_Task brief_:
Copy every record exactly. Nothing may be skipped.

_Dataset content_:
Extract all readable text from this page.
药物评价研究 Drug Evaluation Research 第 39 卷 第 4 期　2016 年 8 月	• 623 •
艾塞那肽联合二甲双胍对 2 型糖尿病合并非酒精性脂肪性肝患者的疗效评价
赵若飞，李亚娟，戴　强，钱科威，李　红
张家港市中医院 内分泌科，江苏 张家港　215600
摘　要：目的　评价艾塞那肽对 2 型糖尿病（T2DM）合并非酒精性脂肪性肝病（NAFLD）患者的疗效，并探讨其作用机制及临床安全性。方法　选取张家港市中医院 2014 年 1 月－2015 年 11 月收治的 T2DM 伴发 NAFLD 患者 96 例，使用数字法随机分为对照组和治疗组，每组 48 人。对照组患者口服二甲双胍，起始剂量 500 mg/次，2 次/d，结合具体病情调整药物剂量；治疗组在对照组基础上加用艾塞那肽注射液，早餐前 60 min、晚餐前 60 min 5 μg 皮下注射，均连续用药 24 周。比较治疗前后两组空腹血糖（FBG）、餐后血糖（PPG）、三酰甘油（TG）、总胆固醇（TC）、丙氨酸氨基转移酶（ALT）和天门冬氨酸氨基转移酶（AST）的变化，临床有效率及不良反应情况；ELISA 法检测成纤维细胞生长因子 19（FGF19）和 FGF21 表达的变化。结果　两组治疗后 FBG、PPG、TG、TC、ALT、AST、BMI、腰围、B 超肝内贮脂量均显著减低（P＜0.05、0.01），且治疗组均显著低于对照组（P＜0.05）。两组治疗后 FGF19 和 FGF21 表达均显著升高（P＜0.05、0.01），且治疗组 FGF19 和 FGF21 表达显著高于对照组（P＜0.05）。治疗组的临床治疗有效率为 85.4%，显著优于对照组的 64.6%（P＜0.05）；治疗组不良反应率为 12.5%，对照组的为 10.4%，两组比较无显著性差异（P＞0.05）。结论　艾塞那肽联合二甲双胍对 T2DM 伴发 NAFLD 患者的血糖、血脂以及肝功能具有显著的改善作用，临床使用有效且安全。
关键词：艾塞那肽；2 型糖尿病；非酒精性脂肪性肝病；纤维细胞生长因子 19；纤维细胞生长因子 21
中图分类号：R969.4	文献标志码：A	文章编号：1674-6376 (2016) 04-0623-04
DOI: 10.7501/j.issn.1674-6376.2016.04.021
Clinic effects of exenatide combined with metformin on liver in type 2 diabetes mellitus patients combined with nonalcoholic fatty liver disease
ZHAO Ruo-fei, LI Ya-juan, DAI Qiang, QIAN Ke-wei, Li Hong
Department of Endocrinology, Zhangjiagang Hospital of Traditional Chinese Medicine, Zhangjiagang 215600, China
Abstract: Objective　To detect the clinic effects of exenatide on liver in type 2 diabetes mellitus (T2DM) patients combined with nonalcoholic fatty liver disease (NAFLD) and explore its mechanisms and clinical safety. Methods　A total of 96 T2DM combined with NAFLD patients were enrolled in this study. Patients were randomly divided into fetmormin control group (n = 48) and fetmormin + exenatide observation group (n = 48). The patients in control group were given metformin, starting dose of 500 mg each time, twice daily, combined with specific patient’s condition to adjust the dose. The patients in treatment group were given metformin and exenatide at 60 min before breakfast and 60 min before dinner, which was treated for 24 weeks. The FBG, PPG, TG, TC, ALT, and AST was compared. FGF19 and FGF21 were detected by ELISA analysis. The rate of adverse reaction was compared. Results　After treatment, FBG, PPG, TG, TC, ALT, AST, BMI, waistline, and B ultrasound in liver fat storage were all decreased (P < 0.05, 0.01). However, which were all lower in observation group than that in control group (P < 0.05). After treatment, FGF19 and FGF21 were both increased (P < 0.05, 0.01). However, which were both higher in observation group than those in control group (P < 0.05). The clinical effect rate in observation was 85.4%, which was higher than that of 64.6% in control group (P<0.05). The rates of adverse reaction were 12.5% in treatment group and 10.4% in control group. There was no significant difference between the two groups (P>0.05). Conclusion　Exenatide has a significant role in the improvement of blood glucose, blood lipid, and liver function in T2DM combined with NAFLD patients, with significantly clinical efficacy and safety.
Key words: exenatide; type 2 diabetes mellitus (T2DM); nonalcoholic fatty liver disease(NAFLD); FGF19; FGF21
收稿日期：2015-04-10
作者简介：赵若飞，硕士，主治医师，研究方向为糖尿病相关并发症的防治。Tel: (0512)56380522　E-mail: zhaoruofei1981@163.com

_Solution to the exercise_:
Extract all readable text from this page.
药物评价研究 Drug Evaluation Research 第 39 卷 第 4 期　2016 年 8 月	• 623 •
艾塞那肽联合二甲双胍对 2 型糖尿病合并非酒精性脂肪性肝患者的疗效评价
赵若飞，李亚娟，戴　强，钱科威，李　红
张家港市中医院 内分泌科，江苏 张家港　215600
摘　要：目的　评价艾塞那肽对 2 型糖尿病（T2DM）合并非酒精性脂肪性肝病（NAFLD）患者的疗效，并探讨其作用机制及临床安全性。方法　选取张家港市中医院 2014 年 1 月－2015 年 11 月收治的 T2DM 伴发 NAFLD 患者 96 例，使用数字法随机分为对照组和治疗组，每组 48 人。对照组患者口服二甲双胍，起始剂量 500 mg/次，2 次/d，结合具体病情调整药物剂量；治疗组在对照组基础上加用艾塞那肽注射液，早餐前 60 min、晚餐前 60 min 5 μg 皮下注射，均连续用药 24 周。比较治疗前后两组空腹血糖（FBG）、餐后血糖（PPG）、三酰甘油（TG）、总胆固醇（TC）、丙氨酸氨基转移酶（ALT）和天门冬氨酸氨基转移酶（AST）的变化，临床有效率及不良反应情况；ELISA 法检测成纤维细胞生长因子 19（FGF19）和 FGF21 表达的变化。结果　两组治疗后 FBG、PPG、TG、TC、ALT、AST、BMI、腰围、B 超肝内贮脂量均显著减低（P＜0.05、0.01），且治疗组均显著低于对照组（P＜0.05）。两组治疗后 FGF19 和 FGF21 表达均显著升高（P＜0.05、0.01），且治疗组 FGF19 和 FGF21 表达显著高于对照组（P＜0.05）。治疗组的临床治疗有效率为 85.4%，显著优于对照组的 64.6%（P＜0.05）；治疗组不良反应率为 12.5%，对照组的为 10.4%，两组比较无显著性差异（P＞0.05）。结论　艾塞那肽联合二甲双胍对 T2DM 伴发 NAFLD 患者的血糖、血脂以及肝功能具有显著的改善作用，临床使用有效且安全。
关键词：艾塞那肽；2 型糖尿病；非酒精性脂肪性肝病；纤维细胞生长因子 19；纤维细胞生长因子 21
中图分类号：R969.4	文献标志码：A	文章编号：1674-6376 (2016) 04-0623-04
DOI: 10.7501/j.issn.1674-6376.2016.04.021
Clinic effects of exenatide combined with metformin on liver in type 2 diabetes mellitus patients combined with nonalcoholic fatty liver disease
ZHAO Ruo-fei, LI Ya-juan, DAI Qiang, QIAN Ke-wei, Li Hong
Department of Endocrinology, Zhangjiagang Hospital of Traditional Chinese Medicine, Zhangjiagang 215600, China
Abstract: Objective　To detect the clinic effects of exenatide on liver in type 2 diabetes mellitus (T2DM) patients combined with nonalcoholic fatty liver disease (NAFLD) and explore its mechanisms and clinical safety. Methods　A total of 96 T2DM combined with NAFLD patients were enrolled in this study. Patients were randomly divided into fetmormin control group (n = 48) and fetmormin + exenatide observation group (n = 48). The patients in control group were given metformin, starting dose of 500 mg each time, twice daily, combined with specific patient’s condition to adjust the dose. The patients in treatment group were given metformin and exenatide at 60 min before breakfast and 60 min before dinner, which was treated for 24 weeks. The FBG, PPG, TG, TC, ALT, and AST was compared. FGF19 and FGF21 were detected by ELISA analysis. The rate of adverse reaction was compared. Results　After treatment, FBG, PPG, TG, TC, ALT, AST, BMI, waistline, and B ultrasound in liver fat storage were all decreased (P < 0.05, 0.01). However, which were all lower in observation group than that in control group (P < 0.05). After treatment, FGF19 and FGF21 were both increased (P < 0.05, 0.01). However, which were both higher in observation group than those in control group (P < 0.05). The clinical effect rate in observation was 85.4%, which was higher than that of 64.6% in control group (P<0.05). The rates of adverse reaction were 12.5% in treatment group and 10.4% in control group. There was no significant difference between the two groups (P>0.05). Conclusion　Exenatide has a significant role in the improvement of blood glucose, blood lipid, and liver function in T2DM combined with NAFLD patients, with significantly clinical efficacy and safety.
Key words: exenatide; type 2 diabetes mellitus (T2DM); nonalcoholic fatty liver disease(NAFLD); FGF19; FGF21
收稿日期：2015-04-10
作者简介：赵若飞，硕士，主治医师，研究方向为糖尿病相关并发症的防治。Tel: (0512)56380522　E-mail: zhaoruofei1981@163.com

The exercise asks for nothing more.